◆ PROBLEM TO WORK ON ◆
Read the records and gather each line that includes "Station".

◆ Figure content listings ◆
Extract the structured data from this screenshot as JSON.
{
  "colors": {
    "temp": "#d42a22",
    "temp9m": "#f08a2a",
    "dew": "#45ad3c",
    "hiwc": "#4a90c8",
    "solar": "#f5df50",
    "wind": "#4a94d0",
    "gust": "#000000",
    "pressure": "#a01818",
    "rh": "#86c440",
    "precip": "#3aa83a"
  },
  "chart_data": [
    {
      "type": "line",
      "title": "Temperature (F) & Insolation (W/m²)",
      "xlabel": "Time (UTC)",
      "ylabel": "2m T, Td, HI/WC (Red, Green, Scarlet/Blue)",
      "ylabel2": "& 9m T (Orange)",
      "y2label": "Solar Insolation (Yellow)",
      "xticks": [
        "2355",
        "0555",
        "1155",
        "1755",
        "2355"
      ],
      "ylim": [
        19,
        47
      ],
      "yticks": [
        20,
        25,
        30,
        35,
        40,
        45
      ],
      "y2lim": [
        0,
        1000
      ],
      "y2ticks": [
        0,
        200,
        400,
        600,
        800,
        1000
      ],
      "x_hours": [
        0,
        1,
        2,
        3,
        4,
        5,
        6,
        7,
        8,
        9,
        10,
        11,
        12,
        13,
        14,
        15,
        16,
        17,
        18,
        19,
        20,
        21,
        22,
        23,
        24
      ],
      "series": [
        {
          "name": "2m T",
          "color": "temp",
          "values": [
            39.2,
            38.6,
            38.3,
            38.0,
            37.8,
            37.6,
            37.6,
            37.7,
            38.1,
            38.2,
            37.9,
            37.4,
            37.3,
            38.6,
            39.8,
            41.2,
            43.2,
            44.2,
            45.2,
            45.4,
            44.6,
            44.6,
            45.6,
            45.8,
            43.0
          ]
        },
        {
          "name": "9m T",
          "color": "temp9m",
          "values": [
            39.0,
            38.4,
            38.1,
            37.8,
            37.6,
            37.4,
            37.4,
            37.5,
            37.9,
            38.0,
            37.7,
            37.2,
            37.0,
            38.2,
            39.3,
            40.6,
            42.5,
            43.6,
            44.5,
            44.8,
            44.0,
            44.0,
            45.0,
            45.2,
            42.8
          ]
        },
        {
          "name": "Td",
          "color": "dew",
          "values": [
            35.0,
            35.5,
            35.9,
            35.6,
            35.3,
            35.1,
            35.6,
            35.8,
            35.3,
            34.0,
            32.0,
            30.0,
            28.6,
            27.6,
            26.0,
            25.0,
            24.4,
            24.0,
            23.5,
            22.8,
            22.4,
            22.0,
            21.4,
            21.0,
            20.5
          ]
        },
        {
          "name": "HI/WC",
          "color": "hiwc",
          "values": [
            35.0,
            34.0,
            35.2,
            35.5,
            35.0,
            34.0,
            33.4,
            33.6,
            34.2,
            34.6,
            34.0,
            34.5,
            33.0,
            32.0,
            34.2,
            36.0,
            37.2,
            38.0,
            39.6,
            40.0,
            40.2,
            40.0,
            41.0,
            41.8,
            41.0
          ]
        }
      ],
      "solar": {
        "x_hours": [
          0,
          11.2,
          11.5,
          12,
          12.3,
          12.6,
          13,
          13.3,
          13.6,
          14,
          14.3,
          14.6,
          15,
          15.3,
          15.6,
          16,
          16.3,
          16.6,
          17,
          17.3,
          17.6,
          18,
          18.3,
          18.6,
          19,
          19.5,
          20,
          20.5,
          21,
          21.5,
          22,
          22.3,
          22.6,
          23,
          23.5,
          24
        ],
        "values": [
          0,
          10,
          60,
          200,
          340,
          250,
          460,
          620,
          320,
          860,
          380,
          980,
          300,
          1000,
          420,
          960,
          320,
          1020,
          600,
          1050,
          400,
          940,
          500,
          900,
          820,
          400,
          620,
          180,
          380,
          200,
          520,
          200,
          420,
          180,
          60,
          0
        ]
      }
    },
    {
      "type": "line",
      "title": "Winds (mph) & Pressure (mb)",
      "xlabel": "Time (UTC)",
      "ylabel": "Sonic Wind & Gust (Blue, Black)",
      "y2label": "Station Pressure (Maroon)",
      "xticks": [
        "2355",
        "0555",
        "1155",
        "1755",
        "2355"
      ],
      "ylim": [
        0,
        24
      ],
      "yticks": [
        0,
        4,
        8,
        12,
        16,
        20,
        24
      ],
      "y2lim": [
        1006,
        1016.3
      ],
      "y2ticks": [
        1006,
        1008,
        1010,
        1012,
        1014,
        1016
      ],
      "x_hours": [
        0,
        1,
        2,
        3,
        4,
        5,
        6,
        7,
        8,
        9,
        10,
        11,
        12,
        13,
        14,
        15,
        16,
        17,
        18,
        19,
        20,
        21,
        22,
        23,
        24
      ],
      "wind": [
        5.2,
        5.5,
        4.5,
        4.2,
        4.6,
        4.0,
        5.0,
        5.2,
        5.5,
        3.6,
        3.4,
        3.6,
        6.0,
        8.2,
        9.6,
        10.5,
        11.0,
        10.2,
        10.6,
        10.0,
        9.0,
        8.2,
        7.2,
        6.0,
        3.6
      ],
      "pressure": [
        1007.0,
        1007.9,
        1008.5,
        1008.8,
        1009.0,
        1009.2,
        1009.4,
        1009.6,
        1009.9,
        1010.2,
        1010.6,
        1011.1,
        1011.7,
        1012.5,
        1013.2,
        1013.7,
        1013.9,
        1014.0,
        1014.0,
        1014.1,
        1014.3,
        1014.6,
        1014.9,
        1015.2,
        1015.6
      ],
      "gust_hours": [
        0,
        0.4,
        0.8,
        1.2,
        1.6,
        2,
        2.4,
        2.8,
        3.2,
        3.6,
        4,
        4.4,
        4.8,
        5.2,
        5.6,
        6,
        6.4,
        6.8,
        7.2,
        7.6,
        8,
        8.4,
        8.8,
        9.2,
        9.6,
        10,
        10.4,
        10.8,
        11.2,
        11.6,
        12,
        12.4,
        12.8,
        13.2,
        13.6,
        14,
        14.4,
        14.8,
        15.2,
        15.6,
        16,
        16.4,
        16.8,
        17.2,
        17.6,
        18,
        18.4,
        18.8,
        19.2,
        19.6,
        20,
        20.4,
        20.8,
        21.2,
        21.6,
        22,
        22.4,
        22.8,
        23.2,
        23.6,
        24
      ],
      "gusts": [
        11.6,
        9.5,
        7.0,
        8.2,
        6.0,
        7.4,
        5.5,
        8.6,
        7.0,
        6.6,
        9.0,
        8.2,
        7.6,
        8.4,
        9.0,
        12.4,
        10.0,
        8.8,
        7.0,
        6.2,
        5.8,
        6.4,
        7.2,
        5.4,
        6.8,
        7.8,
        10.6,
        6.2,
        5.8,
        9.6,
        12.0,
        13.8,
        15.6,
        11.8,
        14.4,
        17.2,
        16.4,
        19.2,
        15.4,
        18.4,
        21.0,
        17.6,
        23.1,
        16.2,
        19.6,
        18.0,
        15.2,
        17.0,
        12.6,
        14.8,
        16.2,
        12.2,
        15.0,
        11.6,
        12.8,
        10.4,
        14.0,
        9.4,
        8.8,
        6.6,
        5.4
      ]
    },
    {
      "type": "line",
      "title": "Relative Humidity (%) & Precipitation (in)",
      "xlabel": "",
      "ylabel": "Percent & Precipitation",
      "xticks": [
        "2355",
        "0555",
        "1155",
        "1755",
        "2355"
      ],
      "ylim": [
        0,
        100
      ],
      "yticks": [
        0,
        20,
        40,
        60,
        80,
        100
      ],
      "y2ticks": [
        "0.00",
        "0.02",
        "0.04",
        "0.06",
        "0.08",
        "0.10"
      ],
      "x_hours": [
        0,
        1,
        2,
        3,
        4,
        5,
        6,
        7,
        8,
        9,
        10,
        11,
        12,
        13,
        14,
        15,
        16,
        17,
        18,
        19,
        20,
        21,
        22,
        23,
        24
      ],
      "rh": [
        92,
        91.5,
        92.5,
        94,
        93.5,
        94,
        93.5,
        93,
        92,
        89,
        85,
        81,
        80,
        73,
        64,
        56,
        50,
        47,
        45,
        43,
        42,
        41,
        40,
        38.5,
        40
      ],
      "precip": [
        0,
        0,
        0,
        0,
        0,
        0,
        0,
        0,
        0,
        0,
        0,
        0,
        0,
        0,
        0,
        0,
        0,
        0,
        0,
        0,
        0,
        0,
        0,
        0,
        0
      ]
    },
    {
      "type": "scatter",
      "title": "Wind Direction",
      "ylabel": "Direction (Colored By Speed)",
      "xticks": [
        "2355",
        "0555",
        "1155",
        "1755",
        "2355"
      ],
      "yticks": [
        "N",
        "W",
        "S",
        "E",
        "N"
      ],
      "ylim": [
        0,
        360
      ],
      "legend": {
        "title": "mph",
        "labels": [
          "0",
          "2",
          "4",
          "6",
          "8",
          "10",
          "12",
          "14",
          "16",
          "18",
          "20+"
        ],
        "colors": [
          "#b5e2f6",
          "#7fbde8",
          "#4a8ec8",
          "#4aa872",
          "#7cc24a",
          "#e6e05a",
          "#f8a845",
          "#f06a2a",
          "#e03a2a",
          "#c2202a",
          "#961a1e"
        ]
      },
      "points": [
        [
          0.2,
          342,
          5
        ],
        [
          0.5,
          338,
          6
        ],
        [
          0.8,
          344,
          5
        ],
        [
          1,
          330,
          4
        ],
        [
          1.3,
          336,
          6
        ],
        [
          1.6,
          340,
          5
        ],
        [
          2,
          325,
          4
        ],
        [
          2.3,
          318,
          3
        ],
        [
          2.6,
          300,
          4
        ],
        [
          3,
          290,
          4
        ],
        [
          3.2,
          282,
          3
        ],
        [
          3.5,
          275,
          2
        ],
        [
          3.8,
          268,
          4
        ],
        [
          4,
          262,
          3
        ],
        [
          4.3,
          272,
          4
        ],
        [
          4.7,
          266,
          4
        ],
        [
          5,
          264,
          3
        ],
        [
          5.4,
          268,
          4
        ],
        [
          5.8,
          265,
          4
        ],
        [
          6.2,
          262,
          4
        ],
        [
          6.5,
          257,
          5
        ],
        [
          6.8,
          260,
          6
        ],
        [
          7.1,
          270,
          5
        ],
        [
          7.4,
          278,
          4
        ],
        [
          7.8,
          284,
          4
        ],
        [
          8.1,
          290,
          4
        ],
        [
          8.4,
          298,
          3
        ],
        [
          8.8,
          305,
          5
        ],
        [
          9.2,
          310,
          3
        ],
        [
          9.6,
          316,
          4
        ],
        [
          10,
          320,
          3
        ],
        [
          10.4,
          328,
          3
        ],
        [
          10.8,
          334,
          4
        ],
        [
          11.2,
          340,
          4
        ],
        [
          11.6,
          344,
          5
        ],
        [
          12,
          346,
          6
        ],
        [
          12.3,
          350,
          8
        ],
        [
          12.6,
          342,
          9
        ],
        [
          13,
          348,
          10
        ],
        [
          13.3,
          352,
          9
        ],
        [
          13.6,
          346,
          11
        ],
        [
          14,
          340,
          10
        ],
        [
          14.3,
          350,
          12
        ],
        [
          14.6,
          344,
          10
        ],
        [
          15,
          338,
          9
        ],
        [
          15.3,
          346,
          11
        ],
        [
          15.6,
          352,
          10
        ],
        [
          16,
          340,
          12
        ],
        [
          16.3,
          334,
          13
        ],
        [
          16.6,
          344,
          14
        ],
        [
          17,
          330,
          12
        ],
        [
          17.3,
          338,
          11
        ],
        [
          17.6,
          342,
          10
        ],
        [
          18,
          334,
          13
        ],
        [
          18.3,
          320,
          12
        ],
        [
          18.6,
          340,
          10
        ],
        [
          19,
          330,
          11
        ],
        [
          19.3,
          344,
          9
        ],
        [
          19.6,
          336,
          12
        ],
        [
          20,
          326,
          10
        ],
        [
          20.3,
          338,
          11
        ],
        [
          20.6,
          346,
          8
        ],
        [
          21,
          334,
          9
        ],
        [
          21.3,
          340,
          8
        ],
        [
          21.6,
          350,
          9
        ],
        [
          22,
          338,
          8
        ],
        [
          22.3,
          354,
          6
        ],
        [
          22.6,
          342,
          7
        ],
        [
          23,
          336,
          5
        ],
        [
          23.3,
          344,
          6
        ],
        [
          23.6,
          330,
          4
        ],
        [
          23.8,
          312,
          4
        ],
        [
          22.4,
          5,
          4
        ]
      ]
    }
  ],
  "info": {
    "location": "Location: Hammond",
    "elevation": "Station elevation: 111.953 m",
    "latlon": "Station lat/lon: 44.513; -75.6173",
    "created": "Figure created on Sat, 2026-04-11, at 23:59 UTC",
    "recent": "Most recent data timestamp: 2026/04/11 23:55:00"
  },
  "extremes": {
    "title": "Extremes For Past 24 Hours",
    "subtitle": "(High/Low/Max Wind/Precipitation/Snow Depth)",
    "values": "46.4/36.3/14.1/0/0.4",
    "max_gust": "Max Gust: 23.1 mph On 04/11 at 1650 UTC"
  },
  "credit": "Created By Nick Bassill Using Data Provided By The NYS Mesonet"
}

◆ EXERCISE OUTPUT ◆
      "y2label": "Station Pressure (Maroon)",
    "elevation": "Station elevation: 111.953 m",
    "latlon": "Station lat/lon: 44.513; -75.6173",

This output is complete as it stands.